Below are the records; copy each line in them that holds the word "circumference".

========

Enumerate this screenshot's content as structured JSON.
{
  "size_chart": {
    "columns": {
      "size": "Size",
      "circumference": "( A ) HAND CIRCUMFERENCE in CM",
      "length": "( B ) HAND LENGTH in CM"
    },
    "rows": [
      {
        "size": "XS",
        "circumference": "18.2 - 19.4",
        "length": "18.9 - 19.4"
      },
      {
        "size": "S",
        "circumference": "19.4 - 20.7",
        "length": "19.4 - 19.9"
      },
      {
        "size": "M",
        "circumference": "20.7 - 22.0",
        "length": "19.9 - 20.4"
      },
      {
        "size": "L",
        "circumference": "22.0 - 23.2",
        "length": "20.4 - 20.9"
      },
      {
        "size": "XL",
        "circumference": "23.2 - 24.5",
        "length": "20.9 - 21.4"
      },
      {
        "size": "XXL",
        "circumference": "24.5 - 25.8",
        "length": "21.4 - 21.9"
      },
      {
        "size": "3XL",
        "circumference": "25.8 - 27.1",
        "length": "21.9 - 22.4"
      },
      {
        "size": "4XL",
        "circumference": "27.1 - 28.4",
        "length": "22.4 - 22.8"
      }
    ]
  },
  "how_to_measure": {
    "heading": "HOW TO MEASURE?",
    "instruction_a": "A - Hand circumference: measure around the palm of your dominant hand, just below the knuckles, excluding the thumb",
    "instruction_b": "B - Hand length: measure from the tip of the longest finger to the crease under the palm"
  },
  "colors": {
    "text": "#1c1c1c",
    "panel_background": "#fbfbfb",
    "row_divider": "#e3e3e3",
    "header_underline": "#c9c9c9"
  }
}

========

### [EXERCISE RESULT]
      "circumference": "( A ) HAND CIRCUMFERENCE in CM",
        "circumference": "18.2 - 19.4",
        "circumference": "19.4 - 20.7",
        "circumference": "20.7 - 22.0",
        "circumference": "22.0 - 23.2",
        "circumference": "23.2 - 24.5",
        "circumference": "24.5 - 25.8",
        "circumference": "25.8 - 27.1",
        "circumference": "27.1 - 28.4",
    "instruction_a": "A - Hand circumference: measure around the palm of your dominant hand, just below the knuckles, excluding the thumb",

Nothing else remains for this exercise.